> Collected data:
◇ ◇ ◇ ◇

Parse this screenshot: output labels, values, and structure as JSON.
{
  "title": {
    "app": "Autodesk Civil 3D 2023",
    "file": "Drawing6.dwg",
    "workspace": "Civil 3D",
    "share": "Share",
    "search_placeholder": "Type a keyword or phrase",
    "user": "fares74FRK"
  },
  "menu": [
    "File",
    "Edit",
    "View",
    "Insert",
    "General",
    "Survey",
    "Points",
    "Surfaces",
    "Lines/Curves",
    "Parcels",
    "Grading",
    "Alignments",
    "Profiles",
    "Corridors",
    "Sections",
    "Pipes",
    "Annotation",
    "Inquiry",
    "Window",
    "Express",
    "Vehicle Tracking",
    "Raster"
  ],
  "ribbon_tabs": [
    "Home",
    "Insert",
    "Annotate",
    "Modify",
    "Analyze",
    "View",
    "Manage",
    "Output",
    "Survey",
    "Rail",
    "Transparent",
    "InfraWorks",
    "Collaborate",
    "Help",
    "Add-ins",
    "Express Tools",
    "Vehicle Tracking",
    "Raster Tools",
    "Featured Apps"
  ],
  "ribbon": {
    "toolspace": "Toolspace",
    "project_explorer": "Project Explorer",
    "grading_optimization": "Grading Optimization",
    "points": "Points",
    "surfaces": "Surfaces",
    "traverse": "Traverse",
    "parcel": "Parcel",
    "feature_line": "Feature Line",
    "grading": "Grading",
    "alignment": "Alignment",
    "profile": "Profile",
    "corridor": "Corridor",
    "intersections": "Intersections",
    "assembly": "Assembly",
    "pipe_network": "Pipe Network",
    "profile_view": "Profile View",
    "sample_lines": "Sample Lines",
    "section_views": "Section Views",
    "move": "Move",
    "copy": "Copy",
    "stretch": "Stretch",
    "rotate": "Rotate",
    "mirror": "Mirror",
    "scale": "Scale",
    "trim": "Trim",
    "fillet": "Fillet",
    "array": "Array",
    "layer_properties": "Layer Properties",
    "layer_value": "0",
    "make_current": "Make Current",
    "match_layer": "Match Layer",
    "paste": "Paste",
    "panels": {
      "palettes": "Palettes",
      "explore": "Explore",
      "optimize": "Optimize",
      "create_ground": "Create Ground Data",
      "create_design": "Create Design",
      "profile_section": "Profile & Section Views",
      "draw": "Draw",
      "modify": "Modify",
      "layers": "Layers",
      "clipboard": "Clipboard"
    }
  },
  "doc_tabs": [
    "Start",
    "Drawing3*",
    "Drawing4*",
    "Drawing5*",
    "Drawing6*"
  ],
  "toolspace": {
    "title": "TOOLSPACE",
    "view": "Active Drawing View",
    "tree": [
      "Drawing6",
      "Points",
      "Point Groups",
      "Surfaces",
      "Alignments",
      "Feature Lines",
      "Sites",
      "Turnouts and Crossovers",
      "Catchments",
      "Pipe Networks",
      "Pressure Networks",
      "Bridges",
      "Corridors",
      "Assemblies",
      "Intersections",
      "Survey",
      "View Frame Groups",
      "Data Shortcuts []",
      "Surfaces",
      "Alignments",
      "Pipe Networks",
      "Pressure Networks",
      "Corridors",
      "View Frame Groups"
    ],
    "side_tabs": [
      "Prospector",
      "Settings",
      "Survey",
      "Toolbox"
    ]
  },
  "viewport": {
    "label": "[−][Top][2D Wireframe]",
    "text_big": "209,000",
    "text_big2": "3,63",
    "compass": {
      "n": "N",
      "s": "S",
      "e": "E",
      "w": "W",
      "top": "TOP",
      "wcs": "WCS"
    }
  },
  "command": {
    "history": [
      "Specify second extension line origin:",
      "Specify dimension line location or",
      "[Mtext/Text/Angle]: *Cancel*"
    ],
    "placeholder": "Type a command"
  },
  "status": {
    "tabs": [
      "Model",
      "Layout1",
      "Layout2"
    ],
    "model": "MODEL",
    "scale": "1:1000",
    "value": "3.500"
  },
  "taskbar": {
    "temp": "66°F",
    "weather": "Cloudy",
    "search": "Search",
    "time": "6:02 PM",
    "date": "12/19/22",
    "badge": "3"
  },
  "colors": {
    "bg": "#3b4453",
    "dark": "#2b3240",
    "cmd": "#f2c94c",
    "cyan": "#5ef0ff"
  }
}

◇ ◇ ◇ ◇

> YOUR OBJECTIVE: Output the listing above without altering a single character.

> EXERCISE OUTPUT:
Parse this screenshot: output labels, values, and structure as JSON.
{
  "title": {
    "app": "Autodesk Civil 3D 2023",
    "file": "Drawing6.dwg",
    "workspace": "Civil 3D",
    "share": "Share",
    "search_placeholder": "Type a keyword or phrase",
    "user": "fares74FRK"
  },
  "menu": [
    "File",
    "Edit",
    "View",
    "Insert",
    "General",
    "Survey",
    "Points",
    "Surfaces",
    "Lines/Curves",
    "Parcels",
    "Grading",
    "Alignments",
    "Profiles",
    "Corridors",
    "Sections",
    "Pipes",
    "Annotation",
    "Inquiry",
    "Window",
    "Express",
    "Vehicle Tracking",
    "Raster"
  ],
  "ribbon_tabs": [
    "Home",
    "Insert",
    "Annotate",
    "Modify",
    "Analyze",
    "View",
    "Manage",
    "Output",
    "Survey",
    "Rail",
    "Transparent",
    "InfraWorks",
    "Collaborate",
    "Help",
    "Add-ins",
    "Express Tools",
    "Vehicle Tracking",
    "Raster Tools",
    "Featured Apps"
  ],
  "ribbon": {
    "toolspace": "Toolspace",
    "project_explorer": "Project Explorer",
    "grading_optimization": "Grading Optimization",
    "points": "Points",
    "surfaces": "Surfaces",
    "traverse": "Traverse",
    "parcel": "Parcel",
    "feature_line": "Feature Line",
    "grading": "Grading",
    "alignment": "Alignment",
    "profile": "Profile",
    "corridor": "Corridor",
    "intersections": "Intersections",
    "assembly": "Assembly",
    "pipe_network": "Pipe Network",
    "profile_view": "Profile View",
    "sample_lines": "Sample Lines",
    "section_views": "Section Views",
    "move": "Move",
    "copy": "Copy",
    "stretch": "Stretch",
    "rotate": "Rotate",
    "mirror": "Mirror",
    "scale": "Scale",
    "trim": "Trim",
    "fillet": "Fillet",
    "array": "Array",
    "layer_properties": "Layer Properties",
    "layer_value": "0",
    "make_current": "Make Current",
    "match_layer": "Match Layer",
    "paste": "Paste",
    "panels": {
      "palettes": "Palettes",
      "explore": "Explore",
      "optimize": "Optimize",
      "create_ground": "Create Ground Data",
      "create_design": "Create Design",
      "profile_section": "Profile & Section Views",
      "draw": "Draw",
      "modify": "Modify",
      "layers": "Layers",
      "clipboard": "Clipboard"
    }
  },
  "doc_tabs": [
    "Start",
    "Drawing3*",
    "Drawing4*",
    "Drawing5*",
    "Drawing6*"
  ],
  "toolspace": {
    "title": "TOOLSPACE",
    "view": "Active Drawing View",
    "tree": [
      "Drawing6",
      "Points",
      "Point Groups",
      "Surfaces",
      "Alignments",
      "Feature Lines",
      "Sites",
      "Turnouts and Crossovers",
      "Catchments",
      "Pipe Networks",
      "Pressure Networks",
      "Bridges",
      "Corridors",
      "Assemblies",
      "Intersections",
      "Survey",
      "View Frame Groups",
      "Data Shortcuts []",
      "Surfaces",
      "Alignments",
      "Pipe Networks",
      "Pressure Networks",
      "Corridors",
      "View Frame Groups"
    ],
    "side_tabs": [
      "Prospector",
      "Settings",
      "Survey",
      "Toolbox"
    ]
  },
  "viewport": {
    "label": "[−][Top][2D Wireframe]",
    "text_big": "209,000",
    "text_big2": "3,63",
    "compass": {
      "n": "N",
      "s": "S",
      "e": "E",
      "w": "W",
      "top": "TOP",
      "wcs": "WCS"
    }
  },
  "command": {
    "history": [
      "Specify second extension line origin:",
      "Specify dimension line location or",
      "[Mtext/Text/Angle]: *Cancel*"
    ],
    "placeholder": "Type a command"
  },
  "status": {
    "tabs": [
      "Model",
      "Layout1",
      "Layout2"
    ],
    "model": "MODEL",
    "scale": "1:1000",
    "value": "3.500"
  },
  "taskbar": {
    "temp": "66°F",
    "weather": "Cloudy",
    "search": "Search",
    "time": "6:02 PM",
    "date": "12/19/22",
    "badge": "3"
  },
  "colors": {
    "bg": "#3b4453",
    "dark": "#2b3240",
    "cmd": "#f2c94c",
    "cyan": "#5ef0ff"
  }
}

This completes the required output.